* **SET PROBLEM**
Count every line that has the word "name" in it; give no more than the number.
--- START ---
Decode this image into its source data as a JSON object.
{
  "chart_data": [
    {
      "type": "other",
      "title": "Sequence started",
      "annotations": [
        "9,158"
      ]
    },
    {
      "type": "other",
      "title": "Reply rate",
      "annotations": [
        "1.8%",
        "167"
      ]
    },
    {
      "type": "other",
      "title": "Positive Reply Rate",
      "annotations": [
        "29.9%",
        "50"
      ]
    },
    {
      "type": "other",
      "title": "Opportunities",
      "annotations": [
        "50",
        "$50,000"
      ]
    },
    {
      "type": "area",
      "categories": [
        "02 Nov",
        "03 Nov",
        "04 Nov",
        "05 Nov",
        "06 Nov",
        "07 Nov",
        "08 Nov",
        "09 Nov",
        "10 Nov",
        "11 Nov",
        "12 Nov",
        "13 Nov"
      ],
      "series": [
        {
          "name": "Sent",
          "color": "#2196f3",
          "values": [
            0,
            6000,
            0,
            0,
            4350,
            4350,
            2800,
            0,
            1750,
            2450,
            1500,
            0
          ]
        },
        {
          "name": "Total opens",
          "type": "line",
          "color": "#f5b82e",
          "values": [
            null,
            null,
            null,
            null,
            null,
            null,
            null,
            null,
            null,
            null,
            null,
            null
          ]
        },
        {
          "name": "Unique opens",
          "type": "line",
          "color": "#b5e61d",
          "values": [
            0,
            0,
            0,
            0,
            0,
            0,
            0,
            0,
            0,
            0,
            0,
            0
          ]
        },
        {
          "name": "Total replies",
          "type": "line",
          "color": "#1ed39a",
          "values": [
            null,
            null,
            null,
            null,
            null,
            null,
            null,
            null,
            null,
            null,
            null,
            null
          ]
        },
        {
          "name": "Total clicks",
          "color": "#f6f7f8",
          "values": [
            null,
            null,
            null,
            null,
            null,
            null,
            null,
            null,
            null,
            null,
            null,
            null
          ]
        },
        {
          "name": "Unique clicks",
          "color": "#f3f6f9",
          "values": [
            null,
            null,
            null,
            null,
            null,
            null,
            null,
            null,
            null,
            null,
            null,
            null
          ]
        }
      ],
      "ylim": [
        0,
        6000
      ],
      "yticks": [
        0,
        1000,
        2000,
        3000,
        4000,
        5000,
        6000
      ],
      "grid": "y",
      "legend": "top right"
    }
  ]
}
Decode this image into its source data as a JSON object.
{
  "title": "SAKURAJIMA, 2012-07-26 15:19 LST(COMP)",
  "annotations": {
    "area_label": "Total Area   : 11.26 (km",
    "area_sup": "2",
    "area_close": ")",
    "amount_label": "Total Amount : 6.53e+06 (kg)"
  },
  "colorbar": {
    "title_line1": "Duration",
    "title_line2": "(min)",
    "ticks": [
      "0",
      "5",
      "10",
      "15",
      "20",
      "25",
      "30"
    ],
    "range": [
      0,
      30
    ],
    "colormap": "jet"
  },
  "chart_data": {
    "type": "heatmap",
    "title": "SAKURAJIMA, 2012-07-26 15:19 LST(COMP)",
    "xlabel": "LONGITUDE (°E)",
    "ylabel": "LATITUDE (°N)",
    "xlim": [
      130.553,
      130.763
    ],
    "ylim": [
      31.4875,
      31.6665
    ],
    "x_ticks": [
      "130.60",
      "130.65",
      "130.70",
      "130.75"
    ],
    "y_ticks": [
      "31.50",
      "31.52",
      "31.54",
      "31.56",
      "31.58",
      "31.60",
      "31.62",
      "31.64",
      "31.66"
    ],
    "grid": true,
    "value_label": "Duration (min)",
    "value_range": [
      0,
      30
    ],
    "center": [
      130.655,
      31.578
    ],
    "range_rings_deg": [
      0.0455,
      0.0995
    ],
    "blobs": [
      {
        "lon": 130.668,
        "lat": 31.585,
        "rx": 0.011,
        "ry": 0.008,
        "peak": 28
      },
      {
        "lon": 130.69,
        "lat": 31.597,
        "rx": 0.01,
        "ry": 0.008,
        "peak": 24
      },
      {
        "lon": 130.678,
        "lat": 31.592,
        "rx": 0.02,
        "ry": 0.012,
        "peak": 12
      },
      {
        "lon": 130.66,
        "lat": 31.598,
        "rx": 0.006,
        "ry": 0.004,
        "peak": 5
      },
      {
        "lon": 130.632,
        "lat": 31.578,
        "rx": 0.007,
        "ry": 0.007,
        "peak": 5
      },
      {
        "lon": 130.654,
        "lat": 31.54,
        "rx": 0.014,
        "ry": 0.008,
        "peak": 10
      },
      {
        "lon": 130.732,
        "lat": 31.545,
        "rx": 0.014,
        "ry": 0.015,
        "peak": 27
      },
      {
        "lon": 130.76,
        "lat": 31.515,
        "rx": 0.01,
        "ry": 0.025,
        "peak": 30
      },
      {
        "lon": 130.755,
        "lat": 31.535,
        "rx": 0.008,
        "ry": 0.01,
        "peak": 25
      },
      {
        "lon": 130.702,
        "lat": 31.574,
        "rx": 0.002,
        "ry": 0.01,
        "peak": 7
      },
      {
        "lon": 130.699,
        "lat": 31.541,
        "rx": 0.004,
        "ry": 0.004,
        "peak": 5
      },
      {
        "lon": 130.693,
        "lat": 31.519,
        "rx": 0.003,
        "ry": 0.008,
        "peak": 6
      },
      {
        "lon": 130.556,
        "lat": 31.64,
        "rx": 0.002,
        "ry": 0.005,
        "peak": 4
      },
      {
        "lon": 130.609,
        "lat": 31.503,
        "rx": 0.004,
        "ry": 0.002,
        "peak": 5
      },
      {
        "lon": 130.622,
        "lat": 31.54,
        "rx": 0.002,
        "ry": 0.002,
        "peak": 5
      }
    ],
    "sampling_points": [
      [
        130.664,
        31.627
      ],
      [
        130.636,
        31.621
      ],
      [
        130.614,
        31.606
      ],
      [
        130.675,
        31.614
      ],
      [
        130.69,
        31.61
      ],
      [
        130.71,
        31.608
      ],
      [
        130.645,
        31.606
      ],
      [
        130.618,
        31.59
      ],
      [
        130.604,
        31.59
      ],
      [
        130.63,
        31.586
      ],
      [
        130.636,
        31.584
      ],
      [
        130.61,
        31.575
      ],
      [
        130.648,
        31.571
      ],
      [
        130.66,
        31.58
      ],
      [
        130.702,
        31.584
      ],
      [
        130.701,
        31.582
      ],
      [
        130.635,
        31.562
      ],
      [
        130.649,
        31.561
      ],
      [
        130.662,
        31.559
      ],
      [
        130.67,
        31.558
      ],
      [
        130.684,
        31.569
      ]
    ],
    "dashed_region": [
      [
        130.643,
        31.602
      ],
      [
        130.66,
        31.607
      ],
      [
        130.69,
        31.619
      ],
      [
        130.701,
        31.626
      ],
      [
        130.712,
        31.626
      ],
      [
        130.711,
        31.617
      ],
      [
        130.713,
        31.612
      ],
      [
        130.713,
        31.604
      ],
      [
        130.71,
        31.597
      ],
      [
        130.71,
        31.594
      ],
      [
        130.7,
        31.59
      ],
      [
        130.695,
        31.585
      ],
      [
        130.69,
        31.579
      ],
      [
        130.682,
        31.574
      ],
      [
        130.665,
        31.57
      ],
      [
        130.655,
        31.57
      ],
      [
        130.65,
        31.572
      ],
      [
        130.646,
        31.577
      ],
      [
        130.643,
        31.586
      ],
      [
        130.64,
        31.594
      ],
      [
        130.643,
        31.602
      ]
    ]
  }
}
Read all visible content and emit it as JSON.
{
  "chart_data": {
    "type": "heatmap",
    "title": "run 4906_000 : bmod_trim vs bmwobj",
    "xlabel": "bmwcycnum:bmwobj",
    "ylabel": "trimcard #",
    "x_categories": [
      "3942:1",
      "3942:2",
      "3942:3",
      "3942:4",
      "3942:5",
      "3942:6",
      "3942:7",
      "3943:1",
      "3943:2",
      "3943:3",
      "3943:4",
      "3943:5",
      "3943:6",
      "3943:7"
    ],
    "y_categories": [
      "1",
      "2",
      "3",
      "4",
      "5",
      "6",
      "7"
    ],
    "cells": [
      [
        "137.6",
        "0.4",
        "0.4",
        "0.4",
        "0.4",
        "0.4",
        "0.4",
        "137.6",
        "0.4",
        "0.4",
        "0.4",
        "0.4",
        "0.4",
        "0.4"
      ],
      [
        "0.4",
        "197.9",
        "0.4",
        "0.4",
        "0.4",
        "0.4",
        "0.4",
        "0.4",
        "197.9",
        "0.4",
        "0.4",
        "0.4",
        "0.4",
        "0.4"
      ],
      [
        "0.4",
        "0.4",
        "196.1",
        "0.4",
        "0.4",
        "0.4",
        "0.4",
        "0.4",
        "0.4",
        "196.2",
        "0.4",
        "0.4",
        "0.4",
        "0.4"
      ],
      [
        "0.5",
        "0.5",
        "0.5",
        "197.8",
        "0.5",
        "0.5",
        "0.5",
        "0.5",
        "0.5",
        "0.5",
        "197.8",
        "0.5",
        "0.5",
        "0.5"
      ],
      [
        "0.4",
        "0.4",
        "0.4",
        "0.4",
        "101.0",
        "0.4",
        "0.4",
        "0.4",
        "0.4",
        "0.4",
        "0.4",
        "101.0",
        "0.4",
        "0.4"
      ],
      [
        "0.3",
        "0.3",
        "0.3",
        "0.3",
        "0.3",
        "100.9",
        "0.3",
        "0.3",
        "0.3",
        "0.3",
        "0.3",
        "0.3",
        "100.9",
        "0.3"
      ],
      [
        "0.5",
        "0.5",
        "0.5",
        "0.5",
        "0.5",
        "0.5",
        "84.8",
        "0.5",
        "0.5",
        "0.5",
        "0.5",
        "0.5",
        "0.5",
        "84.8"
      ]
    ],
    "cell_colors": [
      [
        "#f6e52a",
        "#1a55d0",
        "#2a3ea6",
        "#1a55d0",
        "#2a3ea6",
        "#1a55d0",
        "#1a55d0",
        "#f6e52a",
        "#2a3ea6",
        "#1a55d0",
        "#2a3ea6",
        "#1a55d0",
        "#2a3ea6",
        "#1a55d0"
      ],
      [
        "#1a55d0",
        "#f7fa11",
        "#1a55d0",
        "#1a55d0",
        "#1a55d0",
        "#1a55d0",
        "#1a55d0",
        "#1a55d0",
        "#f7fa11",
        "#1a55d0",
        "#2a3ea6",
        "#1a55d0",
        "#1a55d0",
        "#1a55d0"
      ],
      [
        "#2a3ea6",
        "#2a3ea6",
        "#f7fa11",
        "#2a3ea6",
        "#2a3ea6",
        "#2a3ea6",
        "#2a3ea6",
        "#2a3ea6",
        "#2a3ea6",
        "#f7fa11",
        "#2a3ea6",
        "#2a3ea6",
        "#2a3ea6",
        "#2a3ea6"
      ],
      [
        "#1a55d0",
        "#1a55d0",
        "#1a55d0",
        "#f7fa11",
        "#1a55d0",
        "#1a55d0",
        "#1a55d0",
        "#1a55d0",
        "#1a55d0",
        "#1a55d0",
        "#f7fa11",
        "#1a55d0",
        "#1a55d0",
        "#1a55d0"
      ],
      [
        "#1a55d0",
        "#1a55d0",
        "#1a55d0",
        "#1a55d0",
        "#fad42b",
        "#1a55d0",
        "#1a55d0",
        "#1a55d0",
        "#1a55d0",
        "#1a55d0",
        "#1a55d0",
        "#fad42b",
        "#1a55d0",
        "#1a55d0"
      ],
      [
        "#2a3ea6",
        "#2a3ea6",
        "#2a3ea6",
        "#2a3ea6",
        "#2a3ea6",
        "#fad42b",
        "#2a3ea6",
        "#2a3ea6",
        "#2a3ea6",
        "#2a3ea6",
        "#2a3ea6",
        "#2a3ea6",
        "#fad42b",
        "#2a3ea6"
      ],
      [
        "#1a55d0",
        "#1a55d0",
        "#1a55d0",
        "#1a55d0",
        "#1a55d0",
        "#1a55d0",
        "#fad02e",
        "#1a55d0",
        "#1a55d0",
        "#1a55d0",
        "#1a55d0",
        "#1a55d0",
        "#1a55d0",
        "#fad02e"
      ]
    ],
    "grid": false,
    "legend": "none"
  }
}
--- END ---
* **TASK RESPONSE**
6